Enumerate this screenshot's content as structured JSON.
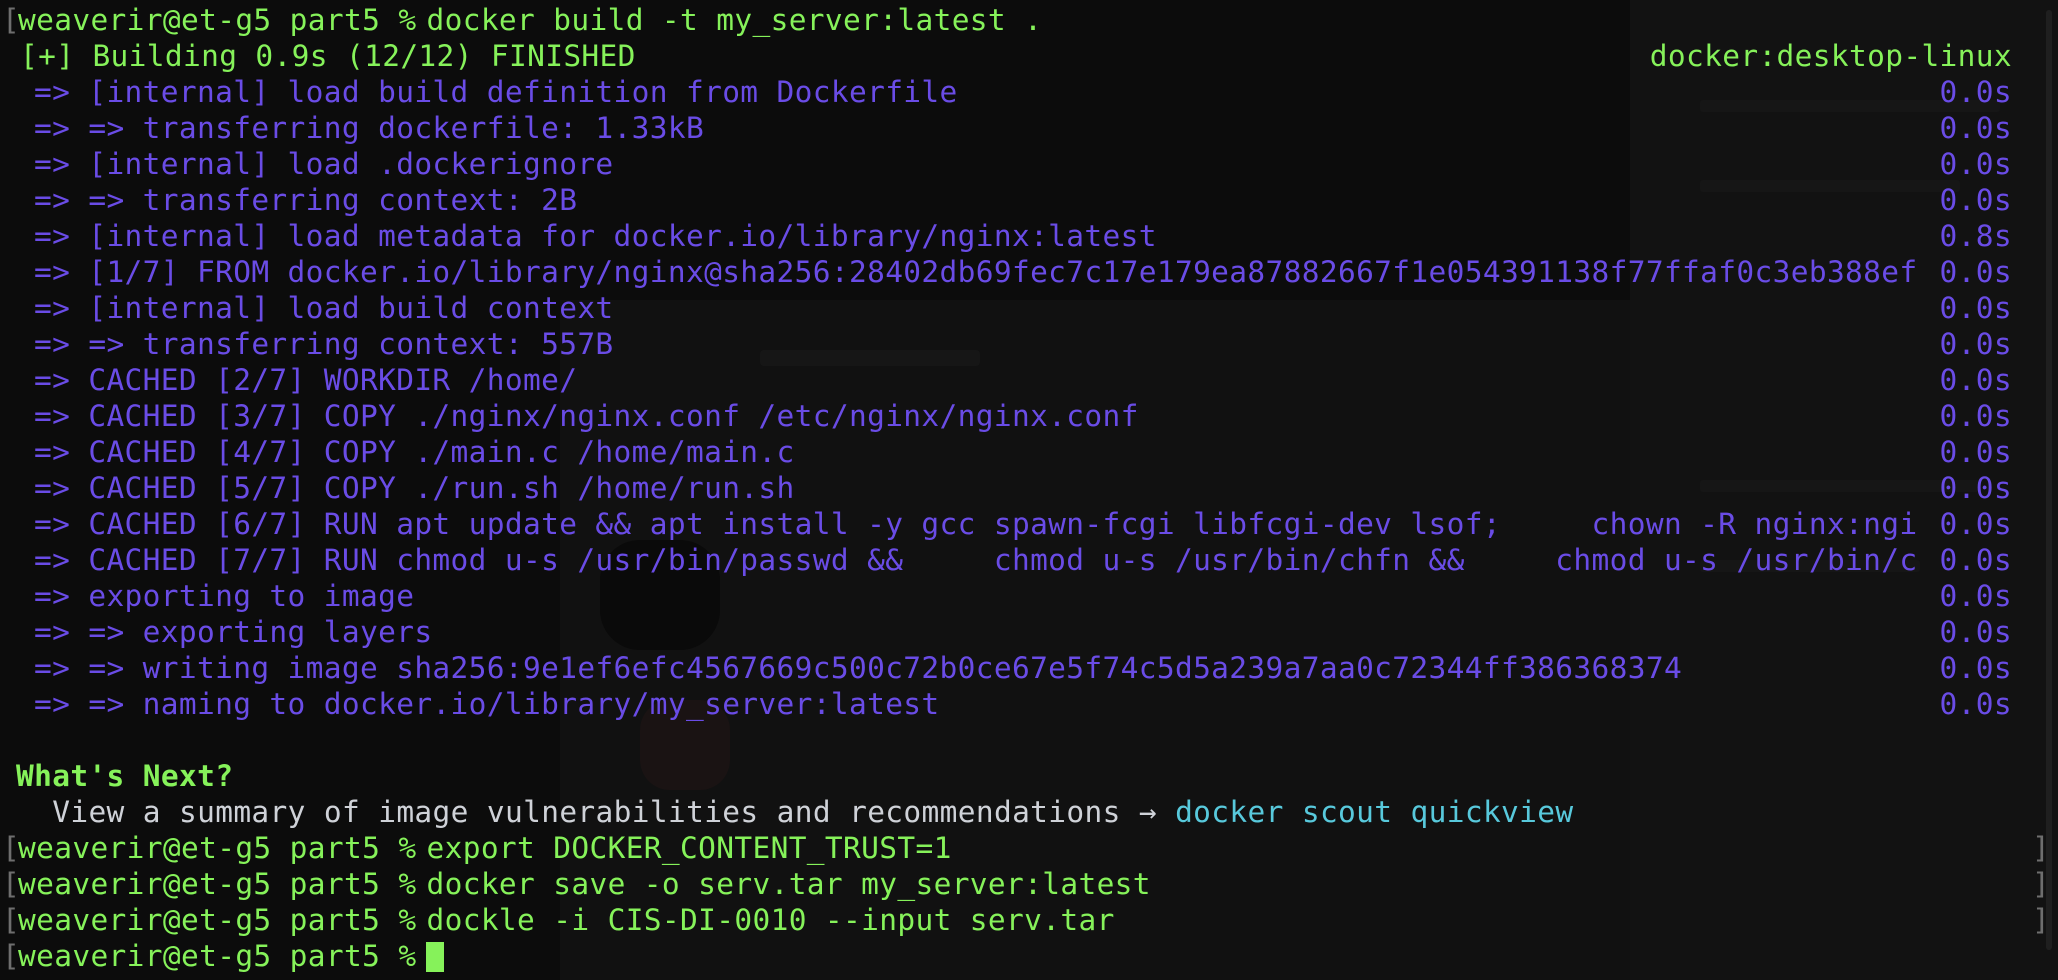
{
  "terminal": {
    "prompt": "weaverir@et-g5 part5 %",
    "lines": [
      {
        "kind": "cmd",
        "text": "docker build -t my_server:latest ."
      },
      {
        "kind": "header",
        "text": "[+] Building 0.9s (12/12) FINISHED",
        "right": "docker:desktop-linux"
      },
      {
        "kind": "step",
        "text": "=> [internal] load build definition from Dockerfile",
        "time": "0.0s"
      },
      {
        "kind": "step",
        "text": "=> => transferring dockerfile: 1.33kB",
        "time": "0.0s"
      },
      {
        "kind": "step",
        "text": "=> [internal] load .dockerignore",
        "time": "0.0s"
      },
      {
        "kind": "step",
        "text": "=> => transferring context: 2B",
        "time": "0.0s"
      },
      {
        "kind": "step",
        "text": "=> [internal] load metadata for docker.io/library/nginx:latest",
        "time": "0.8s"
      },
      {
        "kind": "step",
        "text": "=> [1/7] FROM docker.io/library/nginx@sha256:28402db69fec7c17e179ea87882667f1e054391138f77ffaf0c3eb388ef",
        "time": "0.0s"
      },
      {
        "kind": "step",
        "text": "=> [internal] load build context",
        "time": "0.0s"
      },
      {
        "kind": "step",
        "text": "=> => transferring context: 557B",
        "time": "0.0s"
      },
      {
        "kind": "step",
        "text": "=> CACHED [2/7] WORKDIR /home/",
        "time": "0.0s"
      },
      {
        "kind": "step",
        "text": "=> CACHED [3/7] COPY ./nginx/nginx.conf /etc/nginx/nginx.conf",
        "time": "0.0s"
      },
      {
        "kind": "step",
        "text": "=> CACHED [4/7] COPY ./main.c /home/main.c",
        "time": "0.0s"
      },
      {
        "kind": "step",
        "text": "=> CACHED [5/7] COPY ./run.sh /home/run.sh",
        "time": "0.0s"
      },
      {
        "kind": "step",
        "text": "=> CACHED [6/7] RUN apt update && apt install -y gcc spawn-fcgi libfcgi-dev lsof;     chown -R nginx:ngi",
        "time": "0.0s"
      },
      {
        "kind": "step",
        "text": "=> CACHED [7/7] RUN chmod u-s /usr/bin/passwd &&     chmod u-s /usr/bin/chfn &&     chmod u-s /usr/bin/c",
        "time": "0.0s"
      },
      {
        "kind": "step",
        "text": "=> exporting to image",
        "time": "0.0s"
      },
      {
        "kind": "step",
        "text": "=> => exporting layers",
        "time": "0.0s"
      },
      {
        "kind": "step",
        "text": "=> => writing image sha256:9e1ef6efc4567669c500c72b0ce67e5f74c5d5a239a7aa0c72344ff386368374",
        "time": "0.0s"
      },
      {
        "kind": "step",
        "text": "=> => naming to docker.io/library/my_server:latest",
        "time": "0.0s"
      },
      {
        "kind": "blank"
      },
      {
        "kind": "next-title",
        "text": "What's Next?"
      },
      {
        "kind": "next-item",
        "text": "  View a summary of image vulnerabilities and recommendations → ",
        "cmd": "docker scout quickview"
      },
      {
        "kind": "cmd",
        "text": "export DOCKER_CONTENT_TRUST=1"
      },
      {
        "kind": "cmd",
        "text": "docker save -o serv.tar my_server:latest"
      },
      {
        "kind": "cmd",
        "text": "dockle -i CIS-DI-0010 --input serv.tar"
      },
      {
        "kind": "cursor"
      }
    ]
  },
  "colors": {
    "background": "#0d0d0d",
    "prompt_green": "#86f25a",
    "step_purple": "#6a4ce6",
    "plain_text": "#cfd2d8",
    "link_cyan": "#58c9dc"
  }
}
• • • • • • •
◆ **Short exercise**:
Using the listing, collect all lines in which the string "image" is found.

◆ **Complete response**:
        "text": "=> exporting to image",
        "text": "=> => writing image sha256:9e1ef6efc4567669c500c72b0ce67e5f74c5d5a239a7aa0c72344ff386368374",
        "text": "  View a summary of image vulnerabilities and recommendations → ",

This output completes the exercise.